→ **REQUIRED TASK**: Skip the images and return the records below exactly.

→ **DATA FOR THIS TASK**:
=-=-=

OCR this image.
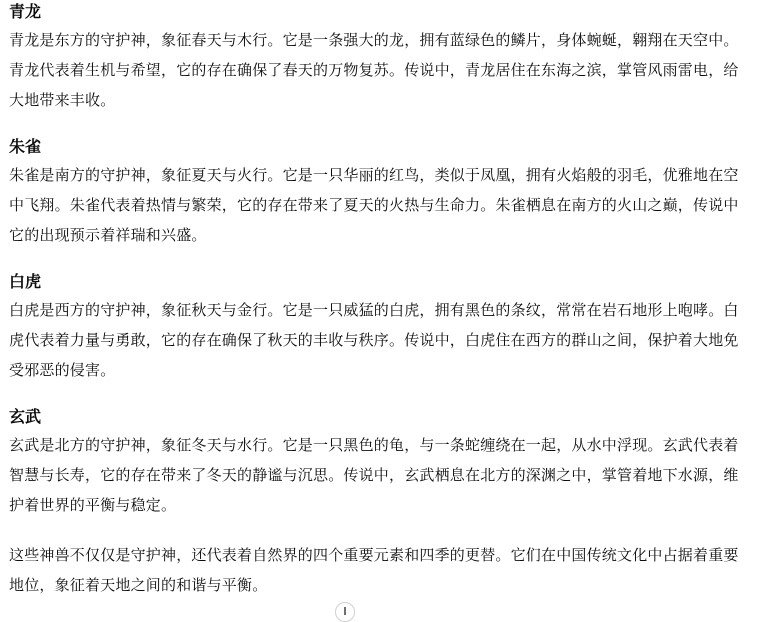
青龙

青龙是东方的守护神，象征春天与木行。它是一条强大的龙，拥有蓝绿色的鳞片，身体蜿蜒，翱翔在天空中。青龙代表着生机与希望，它的存在确保了春天的万物复苏。传说中，青龙居住在东海之滨，掌管风雨雷电，给大地带来丰收。

朱雀

朱雀是南方的守护神，象征夏天与火行。它是一只华丽的红鸟，类似于凤凰，拥有火焰般的羽毛，优雅地在空中飞翔。朱雀代表着热情与繁荣，它的存在带来了夏天的火热与生命力。朱雀栖息在南方的火山之巅，传说中它的出现预示着祥瑞和兴盛。

白虎

白虎是西方的守护神，象征秋天与金行。它是一只威猛的白虎，拥有黑色的条纹，常常在岩石地形上咆哮。白虎代表着力量与勇敢，它的存在确保了秋天的丰收与秩序。传说中，白虎住在西方的群山之间，保护着大地免受邪恶的侵害。

玄武

玄武是北方的守护神，象征冬天与水行。它是一只黑色的龟，与一条蛇缠绕在一起，从水中浮现。玄武代表着智慧与长寿，它的存在带来了冬天的静谧与沉思。传说中，玄武栖息在北方的深渊之中，掌管着地下水源，维护着世界的平衡与稳定。

这些神兽不仅仅是守护神，还代表着自然界的四个重要元素和四季的更替。它们在中国传统文化中占据着重要地位，象征着天地之间的和谐与平衡。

=-=-=

→ **CORRECT ANSWER**:
OCR this image.
青龙

青龙是东方的守护神，象征春天与木行。它是一条强大的龙，拥有蓝绿色的鳞片，身体蜿蜒，翱翔在天空中。青龙代表着生机与希望，它的存在确保了春天的万物复苏。传说中，青龙居住在东海之滨，掌管风雨雷电，给大地带来丰收。

朱雀

朱雀是南方的守护神，象征夏天与火行。它是一只华丽的红鸟，类似于凤凰，拥有火焰般的羽毛，优雅地在空中飞翔。朱雀代表着热情与繁荣，它的存在带来了夏天的火热与生命力。朱雀栖息在南方的火山之巅，传说中它的出现预示着祥瑞和兴盛。

白虎

白虎是西方的守护神，象征秋天与金行。它是一只威猛的白虎，拥有黑色的条纹，常常在岩石地形上咆哮。白虎代表着力量与勇敢，它的存在确保了秋天的丰收与秩序。传说中，白虎住在西方的群山之间，保护着大地免受邪恶的侵害。

玄武

玄武是北方的守护神，象征冬天与水行。它是一只黑色的龟，与一条蛇缠绕在一起，从水中浮现。玄武代表着智慧与长寿，它的存在带来了冬天的静谧与沉思。传说中，玄武栖息在北方的深渊之中，掌管着地下水源，维护着世界的平衡与稳定。

这些神兽不仅仅是守护神，还代表着自然界的四个重要元素和四季的更替。它们在中国传统文化中占据着重要地位，象征着天地之间的和谐与平衡。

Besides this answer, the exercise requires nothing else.